**EXERCISE SET:**
(1) In the blog post below, rewrite the paragraph beginning "He further made the point" in a shorter form that keeps its main facts.
(2) The blog post below lists things that newspapers claim Denmark or Copenhagen is the best in the world for. List every one of them.
(3) Reproduce the part of the blog post below starting with "I would even" and going on through "rickety wooden buildings.".

--- begin EXCERPTED TEXT ---

Tuesday, July 24, 2012

The Lazy Sunbathers

Amager Strand beach in Copenhagen today

I’m not sure why but every summer, as soon as the sun comes out, I seem to get struck down by the flu. This year was no different and I spent the last few days sweating it out on the sofa rolling around and groaning and generally being a burden. Today I at least felt well enough to go on a stroll to the nearby beach in the afternoon. The weather, by Danish standards, was a scorching 26C (about 80 Fahrenheit) and the beach was busy with people. It occurred to me as I walked that Denmark has practically the perfect climate. Sure, people like to moan about it during the long dark winters, but spring, summer and autumn tend to offer all the seasonal joy that winter lacks. What’s more, summers are increasingly hot and and sunny peppered with bursts of rain, meaning that things grow remarkably well.

As I strolled along I was pondering Jim Kunstler’s latest post which concerned the financial crisis in Europe. I like reading his blog and books, and I recently finished World Made by Hand, which I thought was pretty good. He knows how to play to the gallery though and his blog posts are well-written tub thumpers. In the latest one he was praising the good things about Europe but generally making the point that we are about to be wiped off the map (‘we’ being some half a billion individuals from about 50 different and wildly diverse countries). 

He further made the point that nobody in Europe really seems to care about this fact – and on this point I’d have to agree. I have little idea about how people feel in most European countries about the looming crisis, but I do have a fair idea about how they feel in this little backwater and the fact is this: people don’t care one bit. I’ve lived here since 2008 (and I also lived here once before) i.e. when the crisis first broke, and I’m still waiting to meet the person who actually brings it up in conversation. It’s as if nothing is happening – this is the land of the anti crisis. Along the street where I live I can see that nearly every family has bought a new car within the last year, they still take holidays in far-flung destinations and are taking out new loans like there is no tomorrow.

I would even venture to say that people here say they’ve never had it so good. The newspapers, as ever, are full of ‘Denmark/Copenhagen is the best  in the world for X’ (X being gourmet restaurants, life satisfaction, standard of living, designer furniture, foxy chicks or any other measure of upper middle consumer class penis envy) and people lap it up and believe it and gush about it endlessly over their mojitos in swanky bars with silly names. Still, I’m not going to go down the road of talking about why all this gets my goat (I’ll be writing all night) but I am beginning to wonder whether anyone here actually realises there is an ill wind blowing out there beyond the horizon that will have a similar effect on people’s standard of living to that of a tornado on a Midwestern town made of rickety wooden buildings.

--- end EXCERPTED TEXT ---
--- begin DATA PROVIDED ---

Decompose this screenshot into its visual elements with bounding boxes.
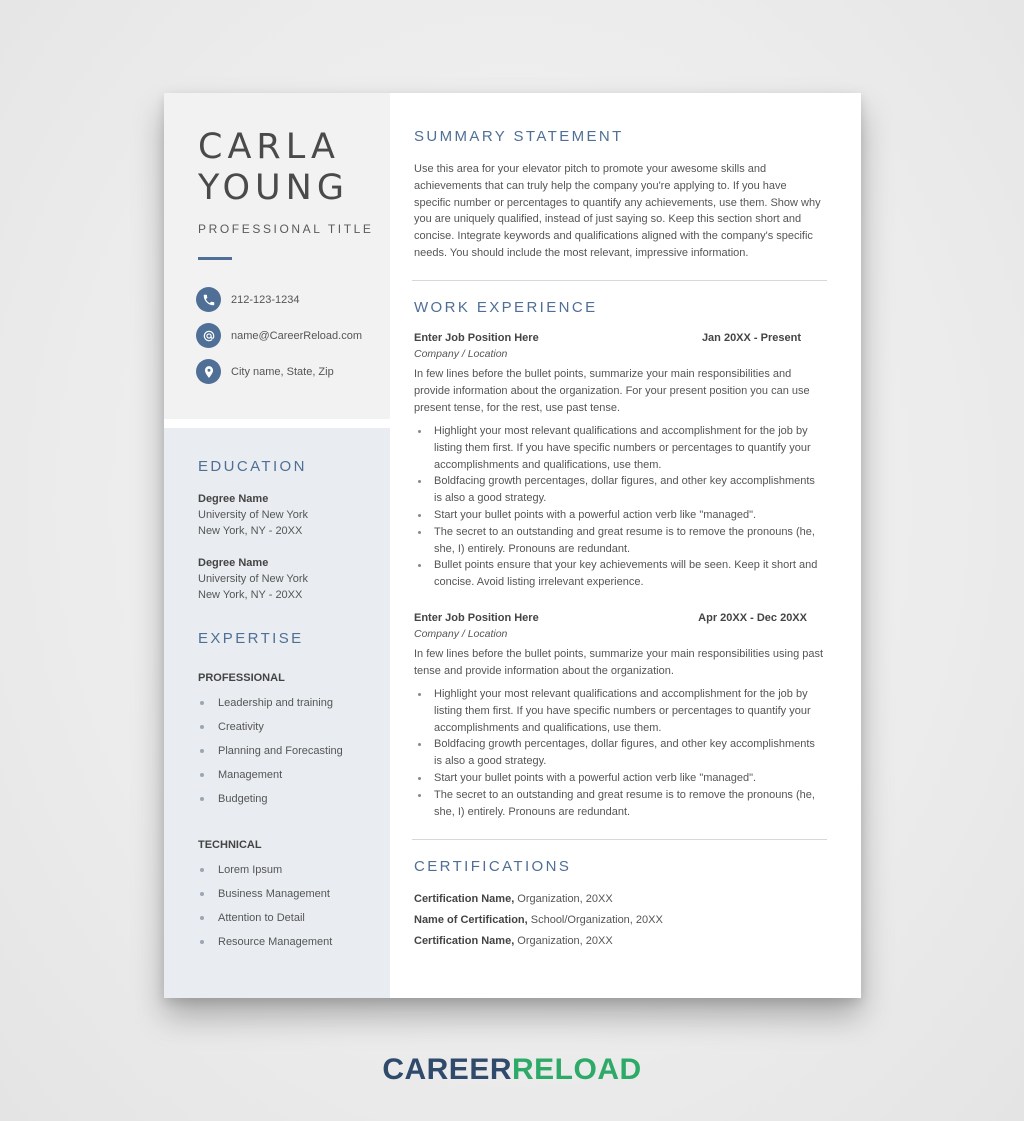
- phone-icon: [196, 287, 221, 312]
- skill-item: Business Management: [198, 886, 332, 910]
- skill-item: Leadership and training: [198, 695, 343, 719]
- phone-text: 212-123-1234: [231, 293, 300, 306]
- professional-title: PROFESSIONAL TITLE: [198, 222, 374, 236]
- brand-logo-part2: RELOAD: [512, 1053, 642, 1086]
- degree-name: Degree Name: [198, 493, 269, 505]
- professional-skills-heading: PROFESSIONAL: [198, 672, 285, 684]
- job-bullets: [414, 686, 824, 820]
- job-position: Enter Job Position Here: [414, 332, 539, 344]
- first-name: CARLA: [198, 127, 340, 167]
- job-company: Company / Location: [414, 628, 508, 640]
- education-heading: EDUCATION: [198, 458, 307, 475]
- section-divider: [412, 839, 827, 840]
- job-dates: Apr 20XX - Dec 20XX: [698, 612, 807, 624]
- bullet-item: Start your bullet points with a powerful action verb like "managed".: [414, 507, 824, 524]
- summary-heading: SUMMARY STATEMENT: [414, 128, 624, 145]
- bullet-item: Bullet points ensure that your key achievements will be seen. Keep it short and concise. Avoid listing irrelevant experience.: [414, 557, 824, 591]
- skill-item: Budgeting: [198, 791, 343, 815]
- bullet-item: Boldfacing growth percentages, dollar figures, and other key accomplishments is also a good strategy.: [414, 736, 824, 770]
- at-icon: [196, 323, 221, 348]
- map-pin-icon: [196, 359, 221, 384]
- job-header: [414, 332, 799, 344]
- job-position: Enter Job Position Here: [414, 612, 539, 624]
- certification-name: Certification Name,: [414, 893, 515, 905]
- technical-skills-list: [198, 862, 332, 958]
- bullet-item: The secret to an outstanding and great resume is to remove the pronouns (he, she, I) entirely. Pronouns are redundant.: [414, 787, 824, 821]
- brand-logo-part1: CAREER: [382, 1053, 512, 1086]
- degree-name: Degree Name: [198, 557, 269, 569]
- technical-skills-heading: TECHNICAL: [198, 839, 262, 851]
- school-name: University of New York: [198, 509, 309, 521]
- job-header: [414, 612, 807, 624]
- bullet-item: Boldfacing growth percentages, dollar figures, and other key accomplishments is also a good strategy.: [414, 473, 824, 507]
- education-entry: [198, 555, 308, 603]
- bullet-item: Highlight your most relevant qualifications and accomplishment for the job by listing them first. If you have specific numbers or percentages to quantify your accomplishments and qualifications, use them.: [414, 686, 824, 736]
- email-text: name@CareerReload.com: [231, 329, 363, 342]
- job-intro: In few lines before the bullet points, summarize your main responsibilities using past tense and provide information about the organization.: [414, 648, 824, 677]
- certification-item: [414, 893, 613, 905]
- contact-phone: [196, 287, 300, 312]
- summary-text: Use this area for your elevator pitch to promote your awesome skills and achievements that can truly help the company you're applying to. If you have specific number or percentages to quantify any achievements, use them. Show why you are uniquely qualified, instead of just saying so. Keep this section short and concise. Integrate keywords and qualifications aligned with the company's specific needs. You should include the most relevant, impressive information.: [414, 163, 821, 259]
- skill-item: Lorem Ipsum: [198, 862, 332, 886]
- skill-item: Attention to Detail: [198, 910, 332, 934]
- job-dates: Jan 20XX - Present: [701, 332, 801, 344]
- resume-sheet: [164, 93, 861, 998]
- skill-item: Resource Management: [198, 934, 332, 958]
- job-intro: In few lines before the bullet points, summarize your main responsibilities and provide information about the organization. For your present position you can use present tense, for the rest, use past tense.: [414, 368, 810, 414]
- bullet-item: Start your bullet points with a powerful action verb like "managed".: [414, 770, 824, 787]
- expertise-heading: EXPERTISE: [198, 630, 304, 647]
- brand-logo: [0, 1053, 1024, 1087]
- bullet-item: Highlight your most relevant qualifications and accomplishment for the job by listing them first. If you have specific numbers or percentages to quantify your accomplishments and qualifications, use them.: [414, 423, 824, 473]
- skill-item: Management: [198, 767, 343, 791]
- professional-skills-list: [198, 695, 343, 815]
- certification-item: [414, 935, 613, 947]
- certification-item: [414, 914, 663, 926]
- certification-detail: School/Organization, 20XX: [527, 914, 663, 926]
- contact-location: [196, 359, 334, 384]
- certification-detail: Organization, 20XX: [514, 893, 613, 905]
- last-name: YOUNG: [198, 168, 349, 208]
- skill-item: Planning and Forecasting: [198, 743, 343, 767]
- skill-item: Creativity: [198, 719, 343, 743]
- section-divider: [412, 280, 827, 281]
- location-text: City name, State, Zip: [231, 365, 334, 378]
- contact-email: [196, 323, 362, 348]
- candidate-name: [198, 127, 349, 209]
- certification-name: Certification Name,: [414, 935, 515, 947]
- school-place-year: New York, NY - 20XX: [198, 525, 303, 537]
- education-entry: [198, 491, 308, 539]
- certification-name: Name of Certification,: [414, 914, 528, 926]
- job-company: Company / Location: [414, 348, 508, 360]
- school-place-year: New York, NY - 20XX: [198, 589, 303, 601]
- work-experience-heading: WORK EXPERIENCE: [414, 299, 598, 316]
- school-name: University of New York: [198, 573, 309, 585]
- bullet-item: The secret to an outstanding and great resume is to remove the pronouns (he, she, I) entirely. Pronouns are redundant.: [414, 524, 824, 558]
- accent-divider: [198, 257, 232, 260]
- certifications-heading: CERTIFICATIONS: [414, 858, 572, 875]
- certification-detail: Organization, 20XX: [514, 935, 613, 947]
- job-bullets: [414, 423, 824, 591]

--- end DATA PROVIDED ---

**ANSWERS FOR THE TASKS:**
(1) The writer agrees with Kunstler that nobody in Europe seems to care about the looming crisis, at least in Denmark. The writer has lived there since 2008, when the crisis first broke, and also lived there once before, yet has still not met anyone who brings the crisis up in conversation. The writer calls Denmark "the land of the anti crisis." On the writer's street, nearly every family has bought a new car in the last year. People there still take holidays in far-flung destinations and keep taking out new loans.

(2)
- gourmet restaurants
- life satisfaction
- standard of living
- designer furniture
- foxy chicks

(3)
I would even venture to say that people here say they’ve never had it so good. The newspapers, as ever, are full of ‘Denmark/Copenhagen is the best  in the world for X’ (X being gourmet restaurants, life satisfaction, standard of living, designer furniture, foxy chicks or any other measure of upper middle consumer class penis envy) and people lap it up and believe it and gush about it endlessly over their mojitos in swanky bars with silly names. Still, I’m not going to go down the road of talking about why all this gets my goat (I’ll be writing all night) but I am beginning to wonder whether anyone here actually realises there is an ill wind blowing out there beyond the horizon that will have a similar effect on people’s standard of living to that of a tornado on a Midwestern town made of rickety wooden buildings.